### CHALLENGE
In full and without deviation, write out the entries that follow.

(Saved entries)
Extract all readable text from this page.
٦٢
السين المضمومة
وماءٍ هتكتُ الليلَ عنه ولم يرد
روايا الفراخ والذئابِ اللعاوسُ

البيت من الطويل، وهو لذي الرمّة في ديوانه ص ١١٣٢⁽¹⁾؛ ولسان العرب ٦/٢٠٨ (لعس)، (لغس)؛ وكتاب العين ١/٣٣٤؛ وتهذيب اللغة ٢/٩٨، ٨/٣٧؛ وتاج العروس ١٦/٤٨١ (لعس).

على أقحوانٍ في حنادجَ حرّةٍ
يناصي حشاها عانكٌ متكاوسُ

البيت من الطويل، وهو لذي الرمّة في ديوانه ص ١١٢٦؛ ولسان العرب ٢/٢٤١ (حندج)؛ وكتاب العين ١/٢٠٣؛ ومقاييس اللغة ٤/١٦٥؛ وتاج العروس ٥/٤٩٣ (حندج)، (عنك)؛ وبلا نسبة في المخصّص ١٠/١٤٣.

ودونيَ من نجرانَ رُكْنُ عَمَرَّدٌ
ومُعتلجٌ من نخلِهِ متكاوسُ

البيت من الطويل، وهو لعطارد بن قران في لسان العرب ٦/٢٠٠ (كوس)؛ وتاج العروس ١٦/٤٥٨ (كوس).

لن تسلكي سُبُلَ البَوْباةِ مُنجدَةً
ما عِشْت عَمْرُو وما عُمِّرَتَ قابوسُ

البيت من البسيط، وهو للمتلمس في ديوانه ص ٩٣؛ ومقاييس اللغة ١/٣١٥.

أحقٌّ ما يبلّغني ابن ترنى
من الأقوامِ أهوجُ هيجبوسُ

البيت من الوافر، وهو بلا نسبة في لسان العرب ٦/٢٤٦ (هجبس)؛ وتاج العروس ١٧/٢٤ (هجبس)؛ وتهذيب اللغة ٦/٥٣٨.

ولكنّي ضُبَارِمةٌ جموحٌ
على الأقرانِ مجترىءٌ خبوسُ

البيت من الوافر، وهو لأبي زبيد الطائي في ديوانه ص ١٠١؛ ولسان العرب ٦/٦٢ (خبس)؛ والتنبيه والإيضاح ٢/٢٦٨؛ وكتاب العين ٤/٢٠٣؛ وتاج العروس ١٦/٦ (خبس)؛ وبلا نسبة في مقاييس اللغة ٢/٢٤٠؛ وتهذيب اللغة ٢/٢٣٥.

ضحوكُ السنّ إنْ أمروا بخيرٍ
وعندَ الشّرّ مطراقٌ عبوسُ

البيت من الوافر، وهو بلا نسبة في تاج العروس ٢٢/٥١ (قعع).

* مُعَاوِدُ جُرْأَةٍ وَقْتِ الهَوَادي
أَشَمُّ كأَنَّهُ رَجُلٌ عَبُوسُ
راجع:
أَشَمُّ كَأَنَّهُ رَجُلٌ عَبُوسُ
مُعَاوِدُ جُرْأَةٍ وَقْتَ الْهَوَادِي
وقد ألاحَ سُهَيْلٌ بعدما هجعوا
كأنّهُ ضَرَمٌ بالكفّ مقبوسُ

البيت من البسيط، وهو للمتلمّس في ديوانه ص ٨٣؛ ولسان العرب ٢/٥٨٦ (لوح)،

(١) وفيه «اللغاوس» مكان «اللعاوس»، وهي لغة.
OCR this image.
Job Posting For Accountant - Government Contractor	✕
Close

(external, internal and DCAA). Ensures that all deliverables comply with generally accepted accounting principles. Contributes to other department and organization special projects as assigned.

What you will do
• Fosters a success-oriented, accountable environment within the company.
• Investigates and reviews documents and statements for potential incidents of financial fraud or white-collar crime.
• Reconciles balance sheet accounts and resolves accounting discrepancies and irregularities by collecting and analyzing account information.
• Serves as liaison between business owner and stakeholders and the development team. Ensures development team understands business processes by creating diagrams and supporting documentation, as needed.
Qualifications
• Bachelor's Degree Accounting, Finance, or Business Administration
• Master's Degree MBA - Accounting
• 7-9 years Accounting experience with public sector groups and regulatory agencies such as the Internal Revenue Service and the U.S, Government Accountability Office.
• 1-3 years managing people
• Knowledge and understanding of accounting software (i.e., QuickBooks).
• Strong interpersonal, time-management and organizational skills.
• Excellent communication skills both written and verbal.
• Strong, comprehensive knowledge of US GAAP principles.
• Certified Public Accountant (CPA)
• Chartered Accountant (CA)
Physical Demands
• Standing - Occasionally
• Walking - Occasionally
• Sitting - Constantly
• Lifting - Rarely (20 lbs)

### THE SOLUTION
Extract all readable text from this page.
٦٢
السين المضمومة
وماءٍ هتكتُ الليلَ عنه ولم يرد
روايا الفراخ والذئابِ اللعاوسُ

البيت من الطويل، وهو لذي الرمّة في ديوانه ص ١١٣٢⁽¹⁾؛ ولسان العرب ٦/٢٠٨ (لعس)، (لغس)؛ وكتاب العين ١/٣٣٤؛ وتهذيب اللغة ٢/٩٨، ٨/٣٧؛ وتاج العروس ١٦/٤٨١ (لعس).

على أقحوانٍ في حنادجَ حرّةٍ
يناصي حشاها عانكٌ متكاوسُ

البيت من الطويل، وهو لذي الرمّة في ديوانه ص ١١٢٦؛ ولسان العرب ٢/٢٤١ (حندج)؛ وكتاب العين ١/٢٠٣؛ ومقاييس اللغة ٤/١٦٥؛ وتاج العروس ٥/٤٩٣ (حندج)، (عنك)؛ وبلا نسبة في المخصّص ١٠/١٤٣.

ودونيَ من نجرانَ رُكْنُ عَمَرَّدٌ
ومُعتلجٌ من نخلِهِ متكاوسُ

البيت من الطويل، وهو لعطارد بن قران في لسان العرب ٦/٢٠٠ (كوس)؛ وتاج العروس ١٦/٤٥٨ (كوس).

لن تسلكي سُبُلَ البَوْباةِ مُنجدَةً
ما عِشْت عَمْرُو وما عُمِّرَتَ قابوسُ

البيت من البسيط، وهو للمتلمس في ديوانه ص ٩٣؛ ومقاييس اللغة ١/٣١٥.

أحقٌّ ما يبلّغني ابن ترنى
من الأقوامِ أهوجُ هيجبوسُ

البيت من الوافر، وهو بلا نسبة في لسان العرب ٦/٢٤٦ (هجبس)؛ وتاج العروس ١٧/٢٤ (هجبس)؛ وتهذيب اللغة ٦/٥٣٨.

ولكنّي ضُبَارِمةٌ جموحٌ
على الأقرانِ مجترىءٌ خبوسُ

البيت من الوافر، وهو لأبي زبيد الطائي في ديوانه ص ١٠١؛ ولسان العرب ٦/٦٢ (خبس)؛ والتنبيه والإيضاح ٢/٢٦٨؛ وكتاب العين ٤/٢٠٣؛ وتاج العروس ١٦/٦ (خبس)؛ وبلا نسبة في مقاييس اللغة ٢/٢٤٠؛ وتهذيب اللغة ٢/٢٣٥.

ضحوكُ السنّ إنْ أمروا بخيرٍ
وعندَ الشّرّ مطراقٌ عبوسُ

البيت من الوافر، وهو بلا نسبة في تاج العروس ٢٢/٥١ (قعع).

* مُعَاوِدُ جُرْأَةٍ وَقْتِ الهَوَادي
أَشَمُّ كأَنَّهُ رَجُلٌ عَبُوسُ
راجع:
أَشَمُّ كَأَنَّهُ رَجُلٌ عَبُوسُ
مُعَاوِدُ جُرْأَةٍ وَقْتَ الْهَوَادِي
وقد ألاحَ سُهَيْلٌ بعدما هجعوا
كأنّهُ ضَرَمٌ بالكفّ مقبوسُ

البيت من البسيط، وهو للمتلمّس في ديوانه ص ٨٣؛ ولسان العرب ٢/٥٨٦ (لوح)،

(١) وفيه «اللغاوس» مكان «اللعاوس»، وهي لغة.
OCR this image.
Job Posting For Accountant - Government Contractor	✕
Close

(external, internal and DCAA). Ensures that all deliverables comply with generally accepted accounting principles. Contributes to other department and organization special projects as assigned.

What you will do
• Fosters a success-oriented, accountable environment within the company.
• Investigates and reviews documents and statements for potential incidents of financial fraud or white-collar crime.
• Reconciles balance sheet accounts and resolves accounting discrepancies and irregularities by collecting and analyzing account information.
• Serves as liaison between business owner and stakeholders and the development team. Ensures development team understands business processes by creating diagrams and supporting documentation, as needed.
Qualifications
• Bachelor's Degree Accounting, Finance, or Business Administration
• Master's Degree MBA - Accounting
• 7-9 years Accounting experience with public sector groups and regulatory agencies such as the Internal Revenue Service and the U.S, Government Accountability Office.
• 1-3 years managing people
• Knowledge and understanding of accounting software (i.e., QuickBooks).
• Strong interpersonal, time-management and organizational skills.
• Excellent communication skills both written and verbal.
• Strong, comprehensive knowledge of US GAAP principles.
• Certified Public Accountant (CPA)
• Chartered Accountant (CA)
Physical Demands
• Standing - Occasionally
• Walking - Occasionally
• Sitting - Constantly
• Lifting - Rarely (20 lbs)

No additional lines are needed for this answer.